■ STATED GOAL ■
Transcribe the records in full, keeping every character as it is.

>> Start

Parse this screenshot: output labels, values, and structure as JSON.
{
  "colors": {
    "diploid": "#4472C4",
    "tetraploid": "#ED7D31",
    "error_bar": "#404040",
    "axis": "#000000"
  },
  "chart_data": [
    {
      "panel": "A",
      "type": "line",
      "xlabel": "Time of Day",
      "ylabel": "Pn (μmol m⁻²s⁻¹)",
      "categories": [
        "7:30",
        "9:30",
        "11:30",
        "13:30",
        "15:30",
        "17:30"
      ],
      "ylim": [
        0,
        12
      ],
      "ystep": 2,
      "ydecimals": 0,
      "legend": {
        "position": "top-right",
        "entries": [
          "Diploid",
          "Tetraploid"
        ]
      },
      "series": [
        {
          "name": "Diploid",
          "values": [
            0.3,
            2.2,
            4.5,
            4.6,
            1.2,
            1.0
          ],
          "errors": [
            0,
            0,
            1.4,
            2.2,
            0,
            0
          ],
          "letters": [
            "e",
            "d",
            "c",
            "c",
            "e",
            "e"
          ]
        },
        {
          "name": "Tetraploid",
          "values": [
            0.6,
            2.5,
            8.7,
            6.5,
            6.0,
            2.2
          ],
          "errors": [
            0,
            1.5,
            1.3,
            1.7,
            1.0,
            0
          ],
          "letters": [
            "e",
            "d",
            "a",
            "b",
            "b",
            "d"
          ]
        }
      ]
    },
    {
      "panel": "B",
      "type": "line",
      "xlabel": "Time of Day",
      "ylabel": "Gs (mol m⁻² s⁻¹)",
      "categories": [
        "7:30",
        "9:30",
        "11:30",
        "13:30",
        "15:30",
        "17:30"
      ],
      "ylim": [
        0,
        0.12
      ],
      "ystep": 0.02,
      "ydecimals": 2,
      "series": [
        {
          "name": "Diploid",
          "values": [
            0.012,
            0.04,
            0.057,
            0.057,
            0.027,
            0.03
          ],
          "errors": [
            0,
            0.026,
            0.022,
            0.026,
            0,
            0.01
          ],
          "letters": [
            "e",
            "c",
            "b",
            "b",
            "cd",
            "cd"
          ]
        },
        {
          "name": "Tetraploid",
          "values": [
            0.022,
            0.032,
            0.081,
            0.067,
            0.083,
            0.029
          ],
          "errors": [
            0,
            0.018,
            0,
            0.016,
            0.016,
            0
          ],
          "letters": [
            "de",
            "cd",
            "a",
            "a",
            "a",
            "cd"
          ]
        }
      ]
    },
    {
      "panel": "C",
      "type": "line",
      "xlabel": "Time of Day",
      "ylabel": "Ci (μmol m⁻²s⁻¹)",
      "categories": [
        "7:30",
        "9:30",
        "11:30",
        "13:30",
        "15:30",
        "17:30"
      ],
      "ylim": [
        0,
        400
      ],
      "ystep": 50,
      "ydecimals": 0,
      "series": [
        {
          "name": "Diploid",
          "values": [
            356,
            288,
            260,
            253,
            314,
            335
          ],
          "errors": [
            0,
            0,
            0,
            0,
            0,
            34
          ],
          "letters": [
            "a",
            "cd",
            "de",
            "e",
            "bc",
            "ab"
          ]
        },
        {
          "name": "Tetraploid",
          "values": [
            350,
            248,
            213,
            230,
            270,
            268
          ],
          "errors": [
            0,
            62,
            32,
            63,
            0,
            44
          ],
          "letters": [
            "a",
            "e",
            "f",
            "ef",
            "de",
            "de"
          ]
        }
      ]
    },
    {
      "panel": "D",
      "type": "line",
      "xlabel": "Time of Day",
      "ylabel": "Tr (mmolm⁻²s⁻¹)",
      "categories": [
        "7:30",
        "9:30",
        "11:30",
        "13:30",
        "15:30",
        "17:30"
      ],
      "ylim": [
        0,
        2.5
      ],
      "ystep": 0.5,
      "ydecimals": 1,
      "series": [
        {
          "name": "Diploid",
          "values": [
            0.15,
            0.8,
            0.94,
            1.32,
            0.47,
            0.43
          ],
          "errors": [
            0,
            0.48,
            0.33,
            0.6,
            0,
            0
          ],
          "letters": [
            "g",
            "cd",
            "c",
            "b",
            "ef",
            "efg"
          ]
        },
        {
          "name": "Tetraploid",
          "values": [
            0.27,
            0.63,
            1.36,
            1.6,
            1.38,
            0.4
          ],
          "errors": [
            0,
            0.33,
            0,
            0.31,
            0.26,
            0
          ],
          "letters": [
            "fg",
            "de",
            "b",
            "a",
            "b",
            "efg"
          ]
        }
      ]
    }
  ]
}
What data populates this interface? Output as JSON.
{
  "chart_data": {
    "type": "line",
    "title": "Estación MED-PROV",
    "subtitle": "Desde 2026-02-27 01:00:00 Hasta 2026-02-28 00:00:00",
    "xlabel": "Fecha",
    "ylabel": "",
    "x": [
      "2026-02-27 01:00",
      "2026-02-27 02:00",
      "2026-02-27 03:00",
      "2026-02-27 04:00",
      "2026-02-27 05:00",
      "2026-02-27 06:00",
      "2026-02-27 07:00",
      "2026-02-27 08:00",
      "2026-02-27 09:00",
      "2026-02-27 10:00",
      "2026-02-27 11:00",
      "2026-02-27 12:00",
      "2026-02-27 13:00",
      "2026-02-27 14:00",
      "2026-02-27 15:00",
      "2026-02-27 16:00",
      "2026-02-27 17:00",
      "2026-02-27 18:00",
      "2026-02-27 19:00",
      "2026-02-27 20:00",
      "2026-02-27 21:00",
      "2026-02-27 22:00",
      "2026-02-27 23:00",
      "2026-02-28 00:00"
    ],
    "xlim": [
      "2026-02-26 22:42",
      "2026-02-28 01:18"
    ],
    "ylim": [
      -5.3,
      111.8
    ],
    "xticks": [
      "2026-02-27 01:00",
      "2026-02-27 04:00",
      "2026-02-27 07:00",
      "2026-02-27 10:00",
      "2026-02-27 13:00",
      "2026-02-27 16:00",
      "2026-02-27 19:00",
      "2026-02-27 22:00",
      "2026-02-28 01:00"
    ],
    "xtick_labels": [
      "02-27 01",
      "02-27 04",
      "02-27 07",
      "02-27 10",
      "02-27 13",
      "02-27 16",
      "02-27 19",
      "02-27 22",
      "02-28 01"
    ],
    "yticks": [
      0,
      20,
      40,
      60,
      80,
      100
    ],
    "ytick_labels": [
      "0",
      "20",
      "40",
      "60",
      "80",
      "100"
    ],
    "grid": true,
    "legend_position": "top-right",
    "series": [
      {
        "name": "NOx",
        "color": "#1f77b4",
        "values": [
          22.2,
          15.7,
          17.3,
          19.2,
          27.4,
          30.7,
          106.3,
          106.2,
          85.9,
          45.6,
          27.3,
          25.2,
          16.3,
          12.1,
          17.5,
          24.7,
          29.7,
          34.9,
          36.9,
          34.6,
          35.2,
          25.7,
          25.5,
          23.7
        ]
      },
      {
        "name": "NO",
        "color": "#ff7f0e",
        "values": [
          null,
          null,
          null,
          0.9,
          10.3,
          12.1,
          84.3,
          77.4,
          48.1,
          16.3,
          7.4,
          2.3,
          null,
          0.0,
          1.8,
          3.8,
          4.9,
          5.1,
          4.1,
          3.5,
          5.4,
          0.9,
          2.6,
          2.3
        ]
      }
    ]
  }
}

>> End

■ COMPLETE OUTPUT ■
Parse this screenshot: output labels, values, and structure as JSON.
{
  "colors": {
    "diploid": "#4472C4",
    "tetraploid": "#ED7D31",
    "error_bar": "#404040",
    "axis": "#000000"
  },
  "chart_data": [
    {
      "panel": "A",
      "type": "line",
      "xlabel": "Time of Day",
      "ylabel": "Pn (μmol m⁻²s⁻¹)",
      "categories": [
        "7:30",
        "9:30",
        "11:30",
        "13:30",
        "15:30",
        "17:30"
      ],
      "ylim": [
        0,
        12
      ],
      "ystep": 2,
      "ydecimals": 0,
      "legend": {
        "position": "top-right",
        "entries": [
          "Diploid",
          "Tetraploid"
        ]
      },
      "series": [
        {
          "name": "Diploid",
          "values": [
            0.3,
            2.2,
            4.5,
            4.6,
            1.2,
            1.0
          ],
          "errors": [
            0,
            0,
            1.4,
            2.2,
            0,
            0
          ],
          "letters": [
            "e",
            "d",
            "c",
            "c",
            "e",
            "e"
          ]
        },
        {
          "name": "Tetraploid",
          "values": [
            0.6,
            2.5,
            8.7,
            6.5,
            6.0,
            2.2
          ],
          "errors": [
            0,
            1.5,
            1.3,
            1.7,
            1.0,
            0
          ],
          "letters": [
            "e",
            "d",
            "a",
            "b",
            "b",
            "d"
          ]
        }
      ]
    },
    {
      "panel": "B",
      "type": "line",
      "xlabel": "Time of Day",
      "ylabel": "Gs (mol m⁻² s⁻¹)",
      "categories": [
        "7:30",
        "9:30",
        "11:30",
        "13:30",
        "15:30",
        "17:30"
      ],
      "ylim": [
        0,
        0.12
      ],
      "ystep": 0.02,
      "ydecimals": 2,
      "series": [
        {
          "name": "Diploid",
          "values": [
            0.012,
            0.04,
            0.057,
            0.057,
            0.027,
            0.03
          ],
          "errors": [
            0,
            0.026,
            0.022,
            0.026,
            0,
            0.01
          ],
          "letters": [
            "e",
            "c",
            "b",
            "b",
            "cd",
            "cd"
          ]
        },
        {
          "name": "Tetraploid",
          "values": [
            0.022,
            0.032,
            0.081,
            0.067,
            0.083,
            0.029
          ],
          "errors": [
            0,
            0.018,
            0,
            0.016,
            0.016,
            0
          ],
          "letters": [
            "de",
            "cd",
            "a",
            "a",
            "a",
            "cd"
          ]
        }
      ]
    },
    {
      "panel": "C",
      "type": "line",
      "xlabel": "Time of Day",
      "ylabel": "Ci (μmol m⁻²s⁻¹)",
      "categories": [
        "7:30",
        "9:30",
        "11:30",
        "13:30",
        "15:30",
        "17:30"
      ],
      "ylim": [
        0,
        400
      ],
      "ystep": 50,
      "ydecimals": 0,
      "series": [
        {
          "name": "Diploid",
          "values": [
            356,
            288,
            260,
            253,
            314,
            335
          ],
          "errors": [
            0,
            0,
            0,
            0,
            0,
            34
          ],
          "letters": [
            "a",
            "cd",
            "de",
            "e",
            "bc",
            "ab"
          ]
        },
        {
          "name": "Tetraploid",
          "values": [
            350,
            248,
            213,
            230,
            270,
            268
          ],
          "errors": [
            0,
            62,
            32,
            63,
            0,
            44
          ],
          "letters": [
            "a",
            "e",
            "f",
            "ef",
            "de",
            "de"
          ]
        }
      ]
    },
    {
      "panel": "D",
      "type": "line",
      "xlabel": "Time of Day",
      "ylabel": "Tr (mmolm⁻²s⁻¹)",
      "categories": [
        "7:30",
        "9:30",
        "11:30",
        "13:30",
        "15:30",
        "17:30"
      ],
      "ylim": [
        0,
        2.5
      ],
      "ystep": 0.5,
      "ydecimals": 1,
      "series": [
        {
          "name": "Diploid",
          "values": [
            0.15,
            0.8,
            0.94,
            1.32,
            0.47,
            0.43
          ],
          "errors": [
            0,
            0.48,
            0.33,
            0.6,
            0,
            0
          ],
          "letters": [
            "g",
            "cd",
            "c",
            "b",
            "ef",
            "efg"
          ]
        },
        {
          "name": "Tetraploid",
          "values": [
            0.27,
            0.63,
            1.36,
            1.6,
            1.38,
            0.4
          ],
          "errors": [
            0,
            0.33,
            0,
            0.31,
            0.26,
            0
          ],
          "letters": [
            "fg",
            "de",
            "b",
            "a",
            "b",
            "efg"
          ]
        }
      ]
    }
  ]
}
What data populates this interface? Output as JSON.
{
  "chart_data": {
    "type": "line",
    "title": "Estación MED-PROV",
    "subtitle": "Desde 2026-02-27 01:00:00 Hasta 2026-02-28 00:00:00",
    "xlabel": "Fecha",
    "ylabel": "",
    "x": [
      "2026-02-27 01:00",
      "2026-02-27 02:00",
      "2026-02-27 03:00",
      "2026-02-27 04:00",
      "2026-02-27 05:00",
      "2026-02-27 06:00",
      "2026-02-27 07:00",
      "2026-02-27 08:00",
      "2026-02-27 09:00",
      "2026-02-27 10:00",
      "2026-02-27 11:00",
      "2026-02-27 12:00",
      "2026-02-27 13:00",
      "2026-02-27 14:00",
      "2026-02-27 15:00",
      "2026-02-27 16:00",
      "2026-02-27 17:00",
      "2026-02-27 18:00",
      "2026-02-27 19:00",
      "2026-02-27 20:00",
      "2026-02-27 21:00",
      "2026-02-27 22:00",
      "2026-02-27 23:00",
      "2026-02-28 00:00"
    ],
    "xlim": [
      "2026-02-26 22:42",
      "2026-02-28 01:18"
    ],
    "ylim": [
      -5.3,
      111.8
    ],
    "xticks": [
      "2026-02-27 01:00",
      "2026-02-27 04:00",
      "2026-02-27 07:00",
      "2026-02-27 10:00",
      "2026-02-27 13:00",
      "2026-02-27 16:00",
      "2026-02-27 19:00",
      "2026-02-27 22:00",
      "2026-02-28 01:00"
    ],
    "xtick_labels": [
      "02-27 01",
      "02-27 04",
      "02-27 07",
      "02-27 10",
      "02-27 13",
      "02-27 16",
      "02-27 19",
      "02-27 22",
      "02-28 01"
    ],
    "yticks": [
      0,
      20,
      40,
      60,
      80,
      100
    ],
    "ytick_labels": [
      "0",
      "20",
      "40",
      "60",
      "80",
      "100"
    ],
    "grid": true,
    "legend_position": "top-right",
    "series": [
      {
        "name": "NOx",
        "color": "#1f77b4",
        "values": [
          22.2,
          15.7,
          17.3,
          19.2,
          27.4,
          30.7,
          106.3,
          106.2,
          85.9,
          45.6,
          27.3,
          25.2,
          16.3,
          12.1,
          17.5,
          24.7,
          29.7,
          34.9,
          36.9,
          34.6,
          35.2,
          25.7,
          25.5,
          23.7
        ]
      },
      {
        "name": "NO",
        "color": "#ff7f0e",
        "values": [
          null,
          null,
          null,
          0.9,
          10.3,
          12.1,
          84.3,
          77.4,
          48.1,
          16.3,
          7.4,
          2.3,
          null,
          0.0,
          1.8,
          3.8,
          4.9,
          5.1,
          4.1,
          3.5,
          5.4,
          0.9,
          2.6,
          2.3
        ]
      }
    ]
  }
}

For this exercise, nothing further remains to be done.